◆ Problem to work on:
Review the lines that follow and copy each one that contains the word "text".

[Start Exercise input]

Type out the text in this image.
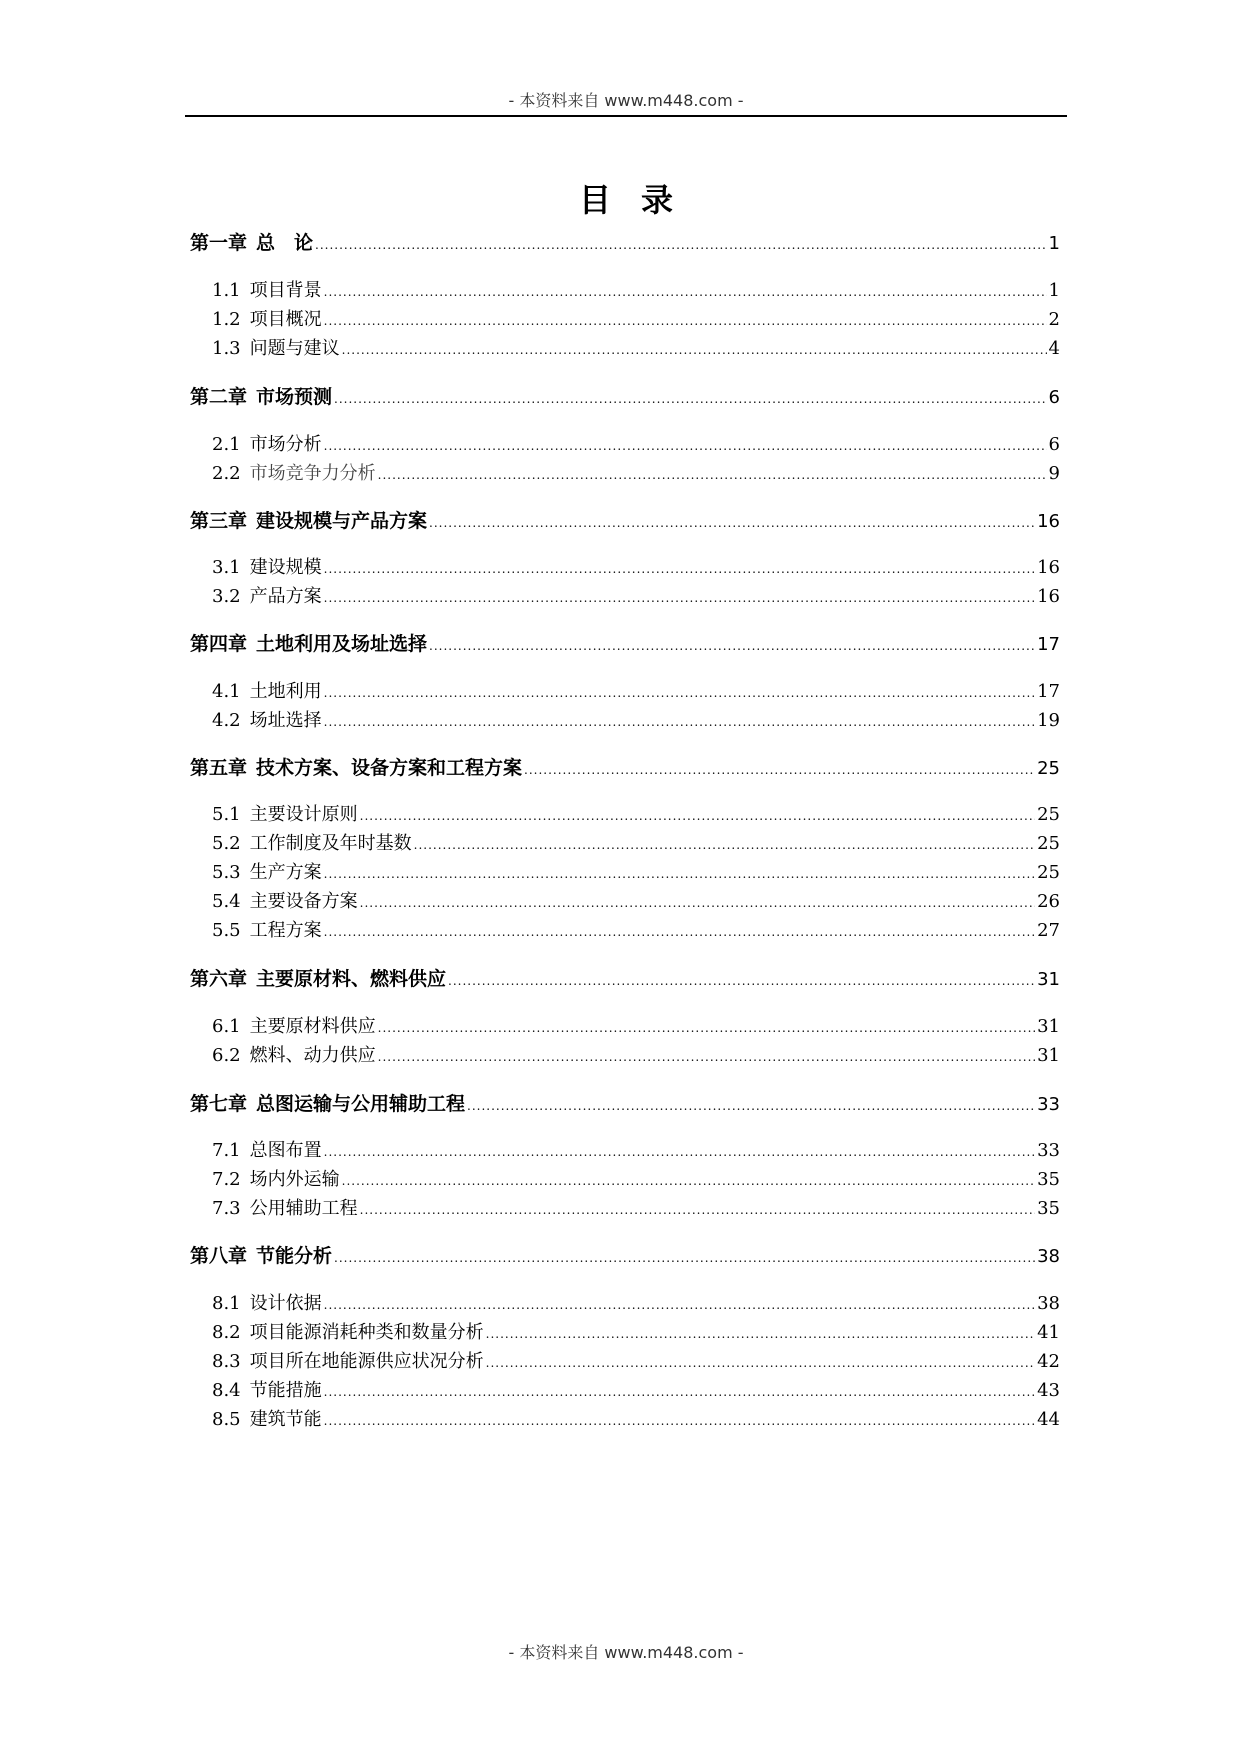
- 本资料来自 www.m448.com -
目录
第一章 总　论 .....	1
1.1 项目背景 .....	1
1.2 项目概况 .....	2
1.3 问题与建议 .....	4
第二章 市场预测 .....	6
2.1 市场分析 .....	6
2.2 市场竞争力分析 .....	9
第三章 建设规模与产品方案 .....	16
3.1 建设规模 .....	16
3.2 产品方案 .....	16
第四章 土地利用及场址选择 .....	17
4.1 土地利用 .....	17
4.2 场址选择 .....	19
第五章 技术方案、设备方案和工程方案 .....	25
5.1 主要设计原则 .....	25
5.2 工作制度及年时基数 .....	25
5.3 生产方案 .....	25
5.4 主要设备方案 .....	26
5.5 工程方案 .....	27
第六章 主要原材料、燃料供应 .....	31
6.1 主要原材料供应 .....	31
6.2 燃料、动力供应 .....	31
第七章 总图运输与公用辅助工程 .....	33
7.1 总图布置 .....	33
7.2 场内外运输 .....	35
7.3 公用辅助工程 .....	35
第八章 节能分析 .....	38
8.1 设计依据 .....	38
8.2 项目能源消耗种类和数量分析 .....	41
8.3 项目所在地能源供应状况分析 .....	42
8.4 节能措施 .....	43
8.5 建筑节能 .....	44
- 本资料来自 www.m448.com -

[End Exercise input]
[Start Exercise input]

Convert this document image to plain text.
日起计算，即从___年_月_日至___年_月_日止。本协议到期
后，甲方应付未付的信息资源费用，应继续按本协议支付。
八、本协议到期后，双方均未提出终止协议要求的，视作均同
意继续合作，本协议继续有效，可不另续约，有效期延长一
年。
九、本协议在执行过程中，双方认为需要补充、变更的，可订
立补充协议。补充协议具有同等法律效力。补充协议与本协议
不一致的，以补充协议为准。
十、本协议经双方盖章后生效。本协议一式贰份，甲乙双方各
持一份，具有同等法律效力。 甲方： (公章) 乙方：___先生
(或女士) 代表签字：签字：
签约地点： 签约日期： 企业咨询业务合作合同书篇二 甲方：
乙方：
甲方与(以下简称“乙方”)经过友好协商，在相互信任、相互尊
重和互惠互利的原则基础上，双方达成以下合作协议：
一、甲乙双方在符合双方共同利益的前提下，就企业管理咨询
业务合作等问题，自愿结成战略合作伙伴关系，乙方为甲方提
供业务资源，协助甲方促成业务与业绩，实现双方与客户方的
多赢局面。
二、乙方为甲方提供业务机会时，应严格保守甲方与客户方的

[End Exercise input]
[Start Exercise input]

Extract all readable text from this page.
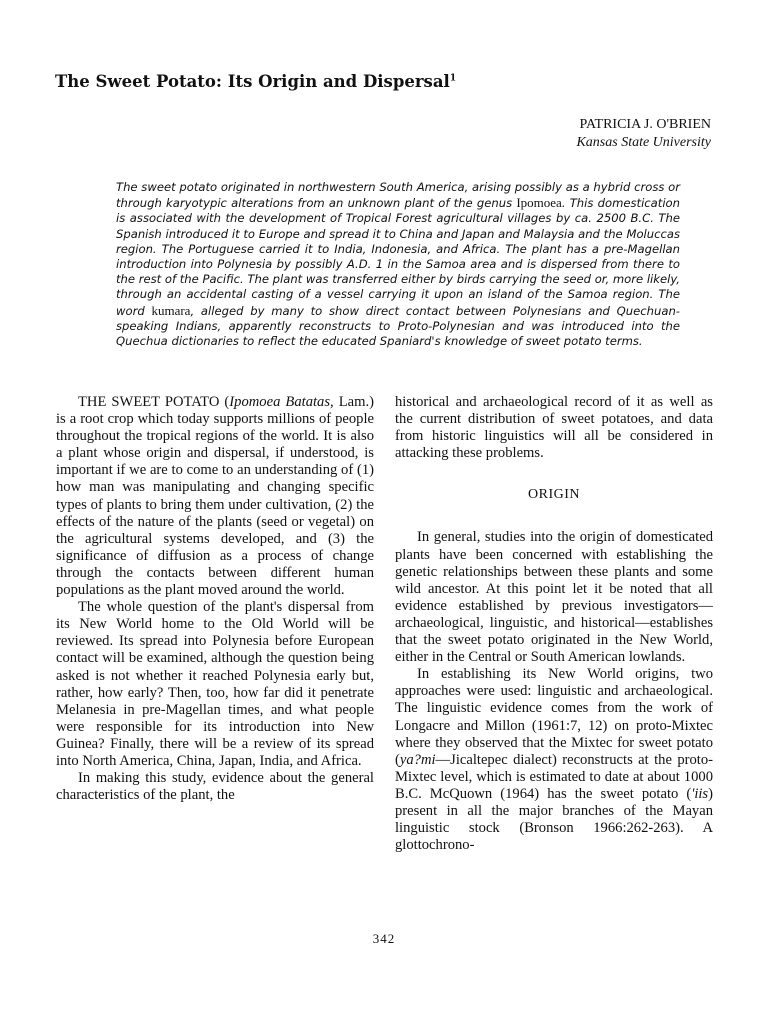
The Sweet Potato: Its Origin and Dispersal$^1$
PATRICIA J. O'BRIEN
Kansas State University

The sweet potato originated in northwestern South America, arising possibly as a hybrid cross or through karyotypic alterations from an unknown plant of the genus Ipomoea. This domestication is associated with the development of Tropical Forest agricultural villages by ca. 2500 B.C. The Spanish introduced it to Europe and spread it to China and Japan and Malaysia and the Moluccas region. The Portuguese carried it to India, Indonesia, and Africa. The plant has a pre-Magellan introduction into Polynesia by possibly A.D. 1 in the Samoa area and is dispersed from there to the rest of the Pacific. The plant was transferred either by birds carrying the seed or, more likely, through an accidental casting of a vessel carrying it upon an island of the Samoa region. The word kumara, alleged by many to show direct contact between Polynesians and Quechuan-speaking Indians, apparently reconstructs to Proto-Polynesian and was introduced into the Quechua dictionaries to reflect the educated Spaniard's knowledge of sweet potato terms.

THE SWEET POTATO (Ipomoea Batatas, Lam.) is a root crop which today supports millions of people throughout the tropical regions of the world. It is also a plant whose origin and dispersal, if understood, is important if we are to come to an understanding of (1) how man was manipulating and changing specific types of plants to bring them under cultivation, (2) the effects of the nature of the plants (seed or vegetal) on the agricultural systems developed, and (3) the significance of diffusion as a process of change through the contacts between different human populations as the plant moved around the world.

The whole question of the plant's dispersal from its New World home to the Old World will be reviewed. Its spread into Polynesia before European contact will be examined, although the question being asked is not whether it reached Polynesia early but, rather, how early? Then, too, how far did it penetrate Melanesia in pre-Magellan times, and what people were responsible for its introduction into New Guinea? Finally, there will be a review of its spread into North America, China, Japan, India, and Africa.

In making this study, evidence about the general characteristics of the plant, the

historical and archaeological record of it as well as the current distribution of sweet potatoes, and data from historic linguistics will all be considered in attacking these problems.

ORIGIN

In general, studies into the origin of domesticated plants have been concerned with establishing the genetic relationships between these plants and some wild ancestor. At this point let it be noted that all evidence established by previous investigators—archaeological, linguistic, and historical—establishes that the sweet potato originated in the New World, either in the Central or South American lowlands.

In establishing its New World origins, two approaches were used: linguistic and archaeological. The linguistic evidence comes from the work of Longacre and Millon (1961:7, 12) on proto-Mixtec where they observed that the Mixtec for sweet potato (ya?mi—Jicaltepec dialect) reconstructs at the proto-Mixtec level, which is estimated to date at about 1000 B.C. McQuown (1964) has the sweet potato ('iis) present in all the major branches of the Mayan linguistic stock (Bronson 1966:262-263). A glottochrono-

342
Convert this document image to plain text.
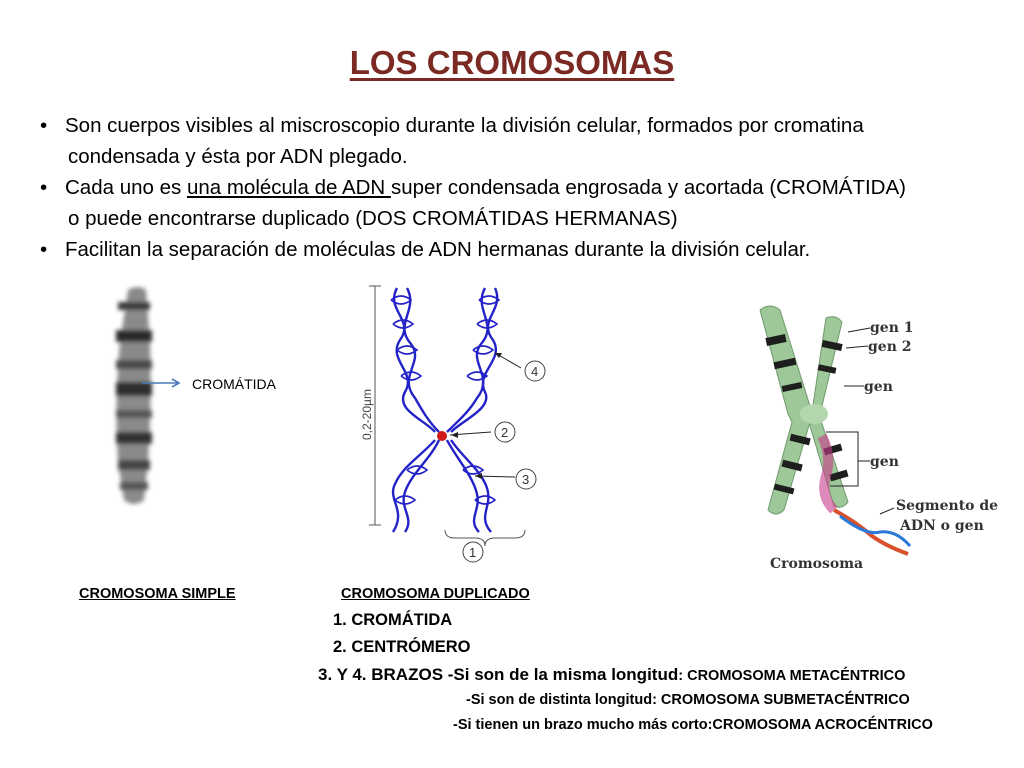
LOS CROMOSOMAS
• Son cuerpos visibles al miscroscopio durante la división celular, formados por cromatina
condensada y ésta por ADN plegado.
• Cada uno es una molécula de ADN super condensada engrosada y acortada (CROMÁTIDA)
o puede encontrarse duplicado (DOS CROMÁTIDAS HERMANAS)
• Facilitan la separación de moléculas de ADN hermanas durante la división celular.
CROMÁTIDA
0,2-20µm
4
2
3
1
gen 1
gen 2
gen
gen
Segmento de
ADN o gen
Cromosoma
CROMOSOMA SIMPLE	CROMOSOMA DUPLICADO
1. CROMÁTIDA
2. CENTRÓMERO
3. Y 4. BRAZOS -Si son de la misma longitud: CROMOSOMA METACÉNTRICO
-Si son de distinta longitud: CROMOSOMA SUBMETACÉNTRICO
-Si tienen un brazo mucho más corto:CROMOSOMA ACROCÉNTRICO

[End Exercise input]

◆ Task output:
Type out the text in this image.
Convert this document image to plain text.
Extract all readable text from this page.
Convert this document image to plain text.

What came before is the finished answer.